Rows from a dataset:
____

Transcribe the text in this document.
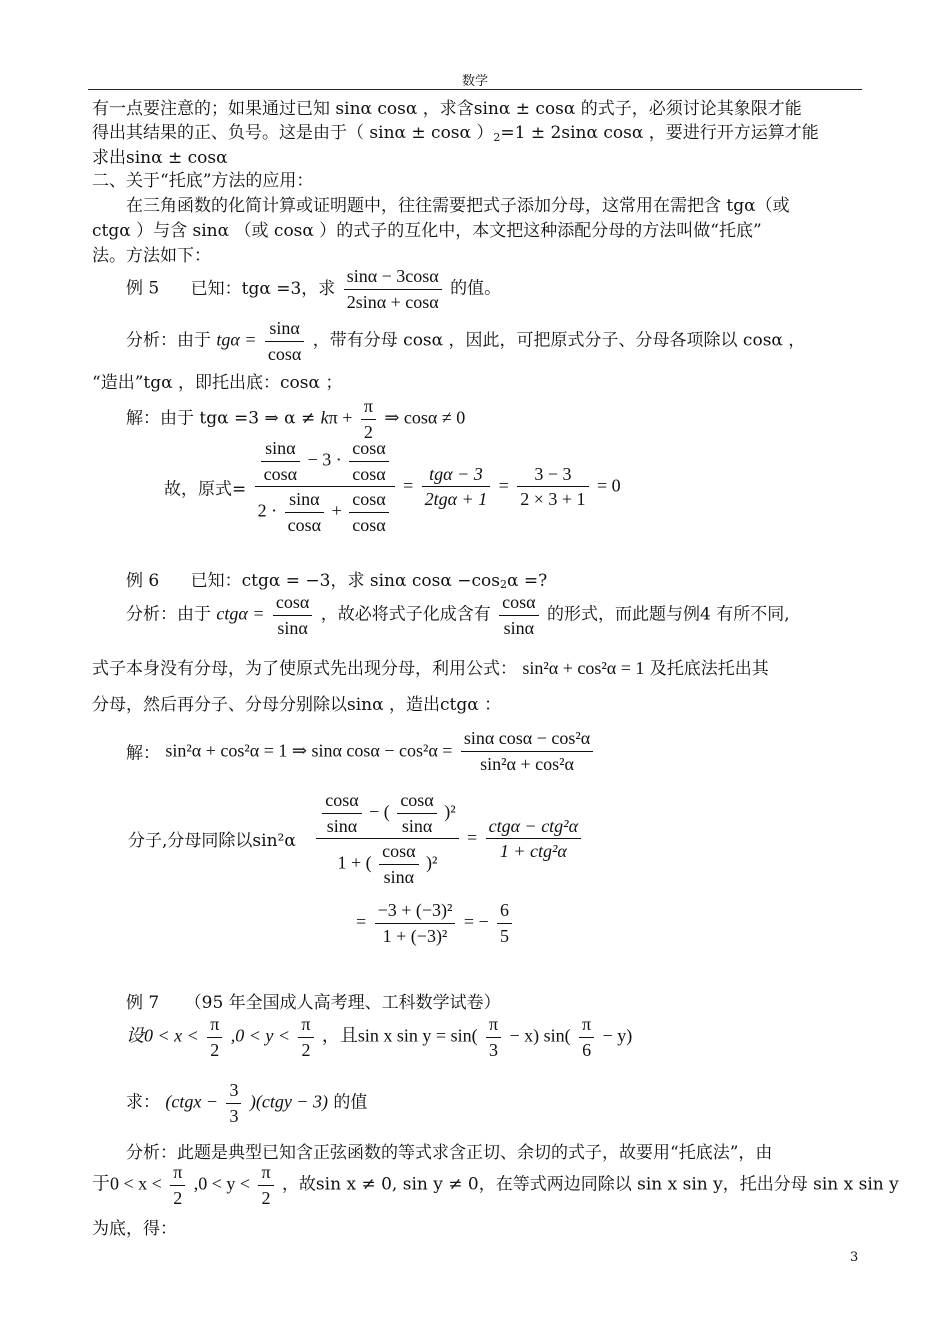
数学
有一点要注意的；如果通过已知 sinα cosα ，求含sinα ± cosα 的式子，必须讨论其象限才能
得出其结果的正、负号。这是由于（ sinα ± cosα ）2=1 ± 2sinα cosα ，要进行开方运算才能
求出sinα ± cosα
二、关于“托底”方法的应用：
在三角函数的化简计算或证明题中，往往需要把式子添加分母，这常用在需把含 tgα（或
ctgα ）与含 sinα （或 cosα ）的式子的互化中，本文把这种添配分母的方法叫做“托底”
法。方法如下：
例 5 已知：tgα =3，求 $\frac{\sin\alpha - 3\cos\alpha}{2\sin\alpha + \cos\alpha}$ 的值。
分析：由于 $tg\alpha = \frac{\sin\alpha}{\cos\alpha}$ ，带有分母 cosα ，因此，可把原式分子、分母各项除以 cosα ，
“造出”tgα ，即托出底：cosα ；
解：由于 tgα =3 ⇒ $\alpha \ne k\pi + \frac{\pi}{2}$ ⇒ cosα ≠ 0
故，原式= $\frac{\frac{\sin\alpha}{\cos\alpha} - 3 \cdot \frac{\cos\alpha}{\cos\alpha}}{2 \cdot \frac{\sin\alpha}{\cos\alpha} + \frac{\cos\alpha}{\cos\alpha}} = \frac{\text{tgα − 3}}{\text{2tgα + 1}} = \frac{3 - 3}{2 \times 3 + 1} = 0$
例 6 已知：ctgα = −3，求 sinα cosα −cos2α =?
分析：由于 $ctg\alpha = \frac{\cos\alpha}{\sin\alpha}$ ，故必将式子化成含有 $\frac{\cos\alpha}{\sin\alpha}$ 的形式，而此题与例4 有所不同,
式子本身没有分母，为了使原式先出现分母，利用公式： sin²α + cos²α = 1 及托底法托出其
分母，然后再分子、分母分别除以sinα ，造出ctgα ：
解： sin²α + cos²α = 1 ⇒ sinα $\cos\alpha - \cos^2\alpha = \frac{\text{sinα cosα − cos²α}}{\text{sin²α + cos²α}}$
分子,分母同除以$\sin^2\alpha \frac{\frac{\cos\alpha}{\sin\alpha} - ( \frac{\cos\alpha}{\sin\alpha} )^2}{1 + ( \frac{\cos\alpha}{\sin\alpha} )^2} = \frac{\text{ctgα − ctg²α}}{\text{1 + ctg²α}}$
= $\frac{\text{−3 + (−3)²}}{\text{1 + (−3)²}}$ = − $\frac{6}{5}$
例 7 （95 年全国成人高考理、工科数学试卷）
设$0 < x < \frac{\pi}{2} ,0 < y < \frac{\pi}{2}$ ，且sin x $\sin y = \sin( \frac{\pi}{3} - x)$ $\sin( \frac{\pi}{6} - y)$
求： (ctgx − $\frac{3}{3}$ )(ctgy − 3) 的值
分析：此题是典型已知含正弦函数的等式求含正切、余切的式子，故要用“托底法”，由
于$0 < x < \frac{\pi}{2} ,0 < y < \frac{\pi}{2}$ ，故sin x ≠ 0, sin y ≠ 0，在等式两边同除以 sin x sin y，托出分母 sin x sin y
为底，得：
3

____

◆ **AIM OF THE EXERCISE**:
In the listing, find every line containing the word "cos²α" and list it.

◆ **SOLUTION TO THE EXERCISE**:
式子本身没有分母，为了使原式先出现分母，利用公式： sin²α + cos²α = 1 及托底法托出其
解： sin²α + cos²α = 1 ⇒ sinα $\cos\alpha - \cos^2\alpha = \frac{\text{sinα cosα − cos²α}}{\text{sin²α + cos²α}}$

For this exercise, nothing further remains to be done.